# Ya'll boat guys...



## jay (Feb 19, 2004)

privatetiers good boats? bad boats? tell me what ya'll think of them 
-thanks- jay

P.S.- I know I spelled the name of the boat wrong but it sounds like the name of the boat


----------



## Yrosnake (Aug 8, 2003)

*It looks like a good boat*

Checking the website makes it look like an excellent bay boat. http://www.privateerboats.com/ The important thing is hull integrity. If it's a substantial boat make sure to have it surveyed. Being a power boat - pay close attention to the powerplant. I've owned and fished off a 27 foot sailboat before I got my current trawler. The Bay can get nasty quick - so the choices based on the boat's capability are running to safety or sitting out a squall when you get caught (either at anchor or holding position with the motor). There's lot's of good used boats out there - I am partial to the Boston Whaler for a nice solid fishing boat.


----------



## hic-lock (Jun 27, 2001)

*Yes sir!*

Our Survey firm has used them for about 25 years now. We have a 21, 18 and a 16 footer and they get used nearly every day. The toughest damn hulls around IMHO.


----------



## jay (Feb 19, 2004)

Gosh- darn that's right, I have a 15.ft one my dad gave me and he baught it brand new when he was...I think....18-20 something like that... but he's 55 know so that tells u how good the boat is. Talking about that dose any body know where to get a 25-40 horse power motor cheap, i mean real cheap, like a kid who washes and paints and builds docks can afford it, if ya know of one


----------

• **Task statement**
Set down the part of the forum thread on Privateer boats that begins with the words containing "Checking the website" and ends with "(Jun 27, 2001)", copying it word for word. The data that follows is not needed for anything here.

• **Data extract**
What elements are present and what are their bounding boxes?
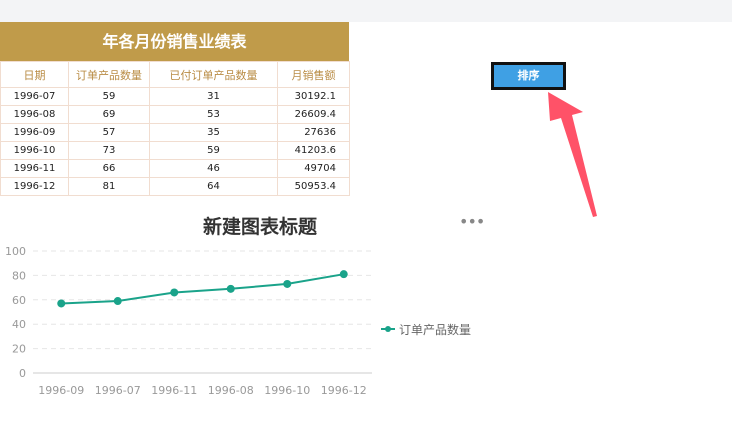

• **The answer**
Checking the website makes it look like an excellent bay boat. http://www.privateerboats.com/ The important thing is hull integrity. If it's a substantial boat make sure to have it surveyed. Being a power boat - pay close attention to the powerplant. I've owned and fished off a 27 foot sailboat before I got my current trawler. The Bay can get nasty quick - so the choices based on the boat's capability are running to safety or sitting out a squall when you get caught (either at anchor or holding position with the motor). There's lot's of good used boats out there - I am partial to the Boston Whaler for a nice solid fishing boat.


----------



## hic-lock (Jun 27, 2001)